Task requirements: Copy the data precisely, keeping every character.

Recorded data:
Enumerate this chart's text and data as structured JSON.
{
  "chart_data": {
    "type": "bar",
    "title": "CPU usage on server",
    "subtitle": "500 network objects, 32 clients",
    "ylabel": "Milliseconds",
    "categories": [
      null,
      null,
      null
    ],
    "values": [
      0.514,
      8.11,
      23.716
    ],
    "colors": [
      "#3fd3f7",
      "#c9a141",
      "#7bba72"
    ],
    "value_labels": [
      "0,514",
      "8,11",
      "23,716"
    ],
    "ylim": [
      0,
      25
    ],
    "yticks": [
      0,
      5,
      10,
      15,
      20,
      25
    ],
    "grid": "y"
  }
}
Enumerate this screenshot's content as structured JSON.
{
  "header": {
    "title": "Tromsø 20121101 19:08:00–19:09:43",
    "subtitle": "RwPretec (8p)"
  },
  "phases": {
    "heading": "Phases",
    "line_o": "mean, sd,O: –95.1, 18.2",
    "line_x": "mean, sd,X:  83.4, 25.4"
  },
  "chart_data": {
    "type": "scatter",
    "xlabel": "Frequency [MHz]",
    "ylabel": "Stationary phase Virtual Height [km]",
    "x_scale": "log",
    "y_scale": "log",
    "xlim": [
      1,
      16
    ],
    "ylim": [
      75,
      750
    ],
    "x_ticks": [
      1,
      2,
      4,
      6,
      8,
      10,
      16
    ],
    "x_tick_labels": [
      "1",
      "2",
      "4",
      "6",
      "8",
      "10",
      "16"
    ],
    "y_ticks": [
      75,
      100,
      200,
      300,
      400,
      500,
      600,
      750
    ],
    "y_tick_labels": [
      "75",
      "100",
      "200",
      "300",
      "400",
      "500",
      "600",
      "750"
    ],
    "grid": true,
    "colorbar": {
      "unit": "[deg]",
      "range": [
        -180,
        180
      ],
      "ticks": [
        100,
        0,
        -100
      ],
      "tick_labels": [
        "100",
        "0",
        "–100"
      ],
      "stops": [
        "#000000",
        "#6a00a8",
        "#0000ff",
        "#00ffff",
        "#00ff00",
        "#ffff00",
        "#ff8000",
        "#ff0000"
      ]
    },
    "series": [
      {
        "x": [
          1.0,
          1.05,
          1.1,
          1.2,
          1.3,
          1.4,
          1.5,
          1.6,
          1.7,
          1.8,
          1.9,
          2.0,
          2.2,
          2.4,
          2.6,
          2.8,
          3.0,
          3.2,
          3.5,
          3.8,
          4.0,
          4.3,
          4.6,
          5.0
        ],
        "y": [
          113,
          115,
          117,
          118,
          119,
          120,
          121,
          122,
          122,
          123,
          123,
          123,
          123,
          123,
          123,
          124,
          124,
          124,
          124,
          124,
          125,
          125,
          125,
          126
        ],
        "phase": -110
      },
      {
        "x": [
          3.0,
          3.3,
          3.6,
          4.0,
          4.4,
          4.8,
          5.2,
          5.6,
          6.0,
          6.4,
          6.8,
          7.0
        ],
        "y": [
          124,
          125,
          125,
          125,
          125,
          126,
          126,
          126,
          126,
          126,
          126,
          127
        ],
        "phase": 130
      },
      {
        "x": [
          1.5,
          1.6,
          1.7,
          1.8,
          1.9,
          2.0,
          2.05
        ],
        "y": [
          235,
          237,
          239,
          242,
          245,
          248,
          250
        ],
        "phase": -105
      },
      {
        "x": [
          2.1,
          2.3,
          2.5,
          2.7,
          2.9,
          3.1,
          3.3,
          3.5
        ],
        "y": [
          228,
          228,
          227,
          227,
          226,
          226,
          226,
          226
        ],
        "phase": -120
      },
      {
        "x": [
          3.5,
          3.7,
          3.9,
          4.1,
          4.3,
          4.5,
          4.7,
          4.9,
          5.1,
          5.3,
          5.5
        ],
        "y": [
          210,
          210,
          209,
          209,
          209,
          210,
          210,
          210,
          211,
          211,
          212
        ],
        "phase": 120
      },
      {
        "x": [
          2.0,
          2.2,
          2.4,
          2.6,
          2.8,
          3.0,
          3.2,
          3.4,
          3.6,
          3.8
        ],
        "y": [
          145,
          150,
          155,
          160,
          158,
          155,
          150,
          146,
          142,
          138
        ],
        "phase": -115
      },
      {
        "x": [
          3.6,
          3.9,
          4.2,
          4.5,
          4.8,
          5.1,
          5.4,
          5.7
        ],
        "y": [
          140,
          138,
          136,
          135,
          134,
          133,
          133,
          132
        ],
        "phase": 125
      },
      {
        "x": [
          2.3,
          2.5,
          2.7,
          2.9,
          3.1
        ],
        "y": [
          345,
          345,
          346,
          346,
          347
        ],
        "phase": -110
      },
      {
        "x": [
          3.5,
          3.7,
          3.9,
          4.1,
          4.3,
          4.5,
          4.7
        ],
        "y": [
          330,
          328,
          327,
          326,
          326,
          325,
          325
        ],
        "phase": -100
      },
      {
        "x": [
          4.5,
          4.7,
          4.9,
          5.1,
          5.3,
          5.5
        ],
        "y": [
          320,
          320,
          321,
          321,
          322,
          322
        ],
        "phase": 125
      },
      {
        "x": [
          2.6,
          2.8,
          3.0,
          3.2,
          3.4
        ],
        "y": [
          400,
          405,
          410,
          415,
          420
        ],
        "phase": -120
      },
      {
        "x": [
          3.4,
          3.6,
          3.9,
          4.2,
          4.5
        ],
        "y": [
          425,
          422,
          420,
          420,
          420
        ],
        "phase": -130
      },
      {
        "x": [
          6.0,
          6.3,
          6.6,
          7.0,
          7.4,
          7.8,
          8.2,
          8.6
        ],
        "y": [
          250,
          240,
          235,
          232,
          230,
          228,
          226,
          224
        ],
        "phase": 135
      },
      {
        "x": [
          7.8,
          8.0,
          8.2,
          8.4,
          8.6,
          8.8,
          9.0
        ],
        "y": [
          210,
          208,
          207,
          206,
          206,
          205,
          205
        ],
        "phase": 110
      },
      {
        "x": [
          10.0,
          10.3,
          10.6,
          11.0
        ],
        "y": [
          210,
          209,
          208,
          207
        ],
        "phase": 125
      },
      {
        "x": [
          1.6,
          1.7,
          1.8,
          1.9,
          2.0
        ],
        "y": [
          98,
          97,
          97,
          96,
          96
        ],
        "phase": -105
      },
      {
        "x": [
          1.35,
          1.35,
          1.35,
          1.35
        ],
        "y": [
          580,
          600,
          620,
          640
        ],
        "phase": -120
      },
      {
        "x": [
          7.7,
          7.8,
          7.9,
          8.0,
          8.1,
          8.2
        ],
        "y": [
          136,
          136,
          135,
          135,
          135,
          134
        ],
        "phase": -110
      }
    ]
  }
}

Completed exercise:
Enumerate this chart's text and data as structured JSON.
{
  "chart_data": {
    "type": "bar",
    "title": "CPU usage on server",
    "subtitle": "500 network objects, 32 clients",
    "ylabel": "Milliseconds",
    "categories": [
      null,
      null,
      null
    ],
    "values": [
      0.514,
      8.11,
      23.716
    ],
    "colors": [
      "#3fd3f7",
      "#c9a141",
      "#7bba72"
    ],
    "value_labels": [
      "0,514",
      "8,11",
      "23,716"
    ],
    "ylim": [
      0,
      25
    ],
    "yticks": [
      0,
      5,
      10,
      15,
      20,
      25
    ],
    "grid": "y"
  }
}
Enumerate this screenshot's content as structured JSON.
{
  "header": {
    "title": "Tromsø 20121101 19:08:00–19:09:43",
    "subtitle": "RwPretec (8p)"
  },
  "phases": {
    "heading": "Phases",
    "line_o": "mean, sd,O: –95.1, 18.2",
    "line_x": "mean, sd,X:  83.4, 25.4"
  },
  "chart_data": {
    "type": "scatter",
    "xlabel": "Frequency [MHz]",
    "ylabel": "Stationary phase Virtual Height [km]",
    "x_scale": "log",
    "y_scale": "log",
    "xlim": [
      1,
      16
    ],
    "ylim": [
      75,
      750
    ],
    "x_ticks": [
      1,
      2,
      4,
      6,
      8,
      10,
      16
    ],
    "x_tick_labels": [
      "1",
      "2",
      "4",
      "6",
      "8",
      "10",
      "16"
    ],
    "y_ticks": [
      75,
      100,
      200,
      300,
      400,
      500,
      600,
      750
    ],
    "y_tick_labels": [
      "75",
      "100",
      "200",
      "300",
      "400",
      "500",
      "600",
      "750"
    ],
    "grid": true,
    "colorbar": {
      "unit": "[deg]",
      "range": [
        -180,
        180
      ],
      "ticks": [
        100,
        0,
        -100
      ],
      "tick_labels": [
        "100",
        "0",
        "–100"
      ],
      "stops": [
        "#000000",
        "#6a00a8",
        "#0000ff",
        "#00ffff",
        "#00ff00",
        "#ffff00",
        "#ff8000",
        "#ff0000"
      ]
    },
    "series": [
      {
        "x": [
          1.0,
          1.05,
          1.1,
          1.2,
          1.3,
          1.4,
          1.5,
          1.6,
          1.7,
          1.8,
          1.9,
          2.0,
          2.2,
          2.4,
          2.6,
          2.8,
          3.0,
          3.2,
          3.5,
          3.8,
          4.0,
          4.3,
          4.6,
          5.0
        ],
        "y": [
          113,
          115,
          117,
          118,
          119,
          120,
          121,
          122,
          122,
          123,
          123,
          123,
          123,
          123,
          123,
          124,
          124,
          124,
          124,
          124,
          125,
          125,
          125,
          126
        ],
        "phase": -110
      },
      {
        "x": [
          3.0,
          3.3,
          3.6,
          4.0,
          4.4,
          4.8,
          5.2,
          5.6,
          6.0,
          6.4,
          6.8,
          7.0
        ],
        "y": [
          124,
          125,
          125,
          125,
          125,
          126,
          126,
          126,
          126,
          126,
          126,
          127
        ],
        "phase": 130
      },
      {
        "x": [
          1.5,
          1.6,
          1.7,
          1.8,
          1.9,
          2.0,
          2.05
        ],
        "y": [
          235,
          237,
          239,
          242,
          245,
          248,
          250
        ],
        "phase": -105
      },
      {
        "x": [
          2.1,
          2.3,
          2.5,
          2.7,
          2.9,
          3.1,
          3.3,
          3.5
        ],
        "y": [
          228,
          228,
          227,
          227,
          226,
          226,
          226,
          226
        ],
        "phase": -120
      },
      {
        "x": [
          3.5,
          3.7,
          3.9,
          4.1,
          4.3,
          4.5,
          4.7,
          4.9,
          5.1,
          5.3,
          5.5
        ],
        "y": [
          210,
          210,
          209,
          209,
          209,
          210,
          210,
          210,
          211,
          211,
          212
        ],
        "phase": 120
      },
      {
        "x": [
          2.0,
          2.2,
          2.4,
          2.6,
          2.8,
          3.0,
          3.2,
          3.4,
          3.6,
          3.8
        ],
        "y": [
          145,
          150,
          155,
          160,
          158,
          155,
          150,
          146,
          142,
          138
        ],
        "phase": -115
      },
      {
        "x": [
          3.6,
          3.9,
          4.2,
          4.5,
          4.8,
          5.1,
          5.4,
          5.7
        ],
        "y": [
          140,
          138,
          136,
          135,
          134,
          133,
          133,
          132
        ],
        "phase": 125
      },
      {
        "x": [
          2.3,
          2.5,
          2.7,
          2.9,
          3.1
        ],
        "y": [
          345,
          345,
          346,
          346,
          347
        ],
        "phase": -110
      },
      {
        "x": [
          3.5,
          3.7,
          3.9,
          4.1,
          4.3,
          4.5,
          4.7
        ],
        "y": [
          330,
          328,
          327,
          326,
          326,
          325,
          325
        ],
        "phase": -100
      },
      {
        "x": [
          4.5,
          4.7,
          4.9,
          5.1,
          5.3,
          5.5
        ],
        "y": [
          320,
          320,
          321,
          321,
          322,
          322
        ],
        "phase": 125
      },
      {
        "x": [
          2.6,
          2.8,
          3.0,
          3.2,
          3.4
        ],
        "y": [
          400,
          405,
          410,
          415,
          420
        ],
        "phase": -120
      },
      {
        "x": [
          3.4,
          3.6,
          3.9,
          4.2,
          4.5
        ],
        "y": [
          425,
          422,
          420,
          420,
          420
        ],
        "phase": -130
      },
      {
        "x": [
          6.0,
          6.3,
          6.6,
          7.0,
          7.4,
          7.8,
          8.2,
          8.6
        ],
        "y": [
          250,
          240,
          235,
          232,
          230,
          228,
          226,
          224
        ],
        "phase": 135
      },
      {
        "x": [
          7.8,
          8.0,
          8.2,
          8.4,
          8.6,
          8.8,
          9.0
        ],
        "y": [
          210,
          208,
          207,
          206,
          206,
          205,
          205
        ],
        "phase": 110
      },
      {
        "x": [
          10.0,
          10.3,
          10.6,
          11.0
        ],
        "y": [
          210,
          209,
          208,
          207
        ],
        "phase": 125
      },
      {
        "x": [
          1.6,
          1.7,
          1.8,
          1.9,
          2.0
        ],
        "y": [
          98,
          97,
          97,
          96,
          96
        ],
        "phase": -105
      },
      {
        "x": [
          1.35,
          1.35,
          1.35,
          1.35
        ],
        "y": [
          580,
          600,
          620,
          640
        ],
        "phase": -120
      },
      {
        "x": [
          7.7,
          7.8,
          7.9,
          8.0,
          8.1,
          8.2
        ],
        "y": [
          136,
          136,
          135,
          135,
          135,
          134
        ],
        "phase": -110
      }
    ]
  }
}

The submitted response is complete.